[Data listing]
= = =

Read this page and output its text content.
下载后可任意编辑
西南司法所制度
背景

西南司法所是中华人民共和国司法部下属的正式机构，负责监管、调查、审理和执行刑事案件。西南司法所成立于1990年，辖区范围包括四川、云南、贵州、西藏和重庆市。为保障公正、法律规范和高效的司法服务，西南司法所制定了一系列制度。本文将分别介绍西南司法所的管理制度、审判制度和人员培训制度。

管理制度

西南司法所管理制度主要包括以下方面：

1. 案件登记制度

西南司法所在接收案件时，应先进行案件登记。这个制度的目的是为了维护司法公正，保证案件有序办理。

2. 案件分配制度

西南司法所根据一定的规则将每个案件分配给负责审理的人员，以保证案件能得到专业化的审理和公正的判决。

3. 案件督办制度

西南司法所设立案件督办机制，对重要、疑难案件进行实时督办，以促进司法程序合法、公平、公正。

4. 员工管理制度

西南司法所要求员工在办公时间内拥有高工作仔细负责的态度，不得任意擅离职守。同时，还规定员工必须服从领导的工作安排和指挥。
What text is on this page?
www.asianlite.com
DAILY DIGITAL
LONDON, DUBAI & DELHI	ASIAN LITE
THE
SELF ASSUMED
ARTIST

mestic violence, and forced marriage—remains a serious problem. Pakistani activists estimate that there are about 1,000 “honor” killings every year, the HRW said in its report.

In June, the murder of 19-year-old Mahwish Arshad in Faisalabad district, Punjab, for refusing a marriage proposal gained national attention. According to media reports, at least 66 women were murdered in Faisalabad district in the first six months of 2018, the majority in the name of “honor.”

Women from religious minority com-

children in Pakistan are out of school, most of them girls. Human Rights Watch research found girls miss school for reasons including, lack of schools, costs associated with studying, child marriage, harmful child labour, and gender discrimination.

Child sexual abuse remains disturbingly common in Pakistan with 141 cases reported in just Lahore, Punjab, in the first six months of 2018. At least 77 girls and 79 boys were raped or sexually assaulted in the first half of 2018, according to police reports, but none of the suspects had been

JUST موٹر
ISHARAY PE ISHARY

= = =

#### [Description of the task]
Could you transcribe the records in full, exactly?

#### [Solution for this exercise]
Read this page and output its text content.
下载后可任意编辑
西南司法所制度
背景

西南司法所是中华人民共和国司法部下属的正式机构，负责监管、调查、审理和执行刑事案件。西南司法所成立于1990年，辖区范围包括四川、云南、贵州、西藏和重庆市。为保障公正、法律规范和高效的司法服务，西南司法所制定了一系列制度。本文将分别介绍西南司法所的管理制度、审判制度和人员培训制度。

管理制度

西南司法所管理制度主要包括以下方面：

1. 案件登记制度

西南司法所在接收案件时，应先进行案件登记。这个制度的目的是为了维护司法公正，保证案件有序办理。

2. 案件分配制度

西南司法所根据一定的规则将每个案件分配给负责审理的人员，以保证案件能得到专业化的审理和公正的判决。

3. 案件督办制度

西南司法所设立案件督办机制，对重要、疑难案件进行实时督办，以促进司法程序合法、公平、公正。

4. 员工管理制度

西南司法所要求员工在办公时间内拥有高工作仔细负责的态度，不得任意擅离职守。同时，还规定员工必须服从领导的工作安排和指挥。
What text is on this page?
www.asianlite.com
DAILY DIGITAL
LONDON, DUBAI & DELHI	ASIAN LITE
THE
SELF ASSUMED
ARTIST

mestic violence, and forced marriage—remains a serious problem. Pakistani activists estimate that there are about 1,000 “honor” killings every year, the HRW said in its report.

In June, the murder of 19-year-old Mahwish Arshad in Faisalabad district, Punjab, for refusing a marriage proposal gained national attention. According to media reports, at least 66 women were murdered in Faisalabad district in the first six months of 2018, the majority in the name of “honor.”

Women from religious minority com-

children in Pakistan are out of school, most of them girls. Human Rights Watch research found girls miss school for reasons including, lack of schools, costs associated with studying, child marriage, harmful child labour, and gender discrimination.

Child sexual abuse remains disturbingly common in Pakistan with 141 cases reported in just Lahore, Punjab, in the first six months of 2018. At least 77 girls and 79 boys were raped or sexually assaulted in the first half of 2018, according to police reports, but none of the suspects had been

JUST موٹر
ISHARAY PE ISHARY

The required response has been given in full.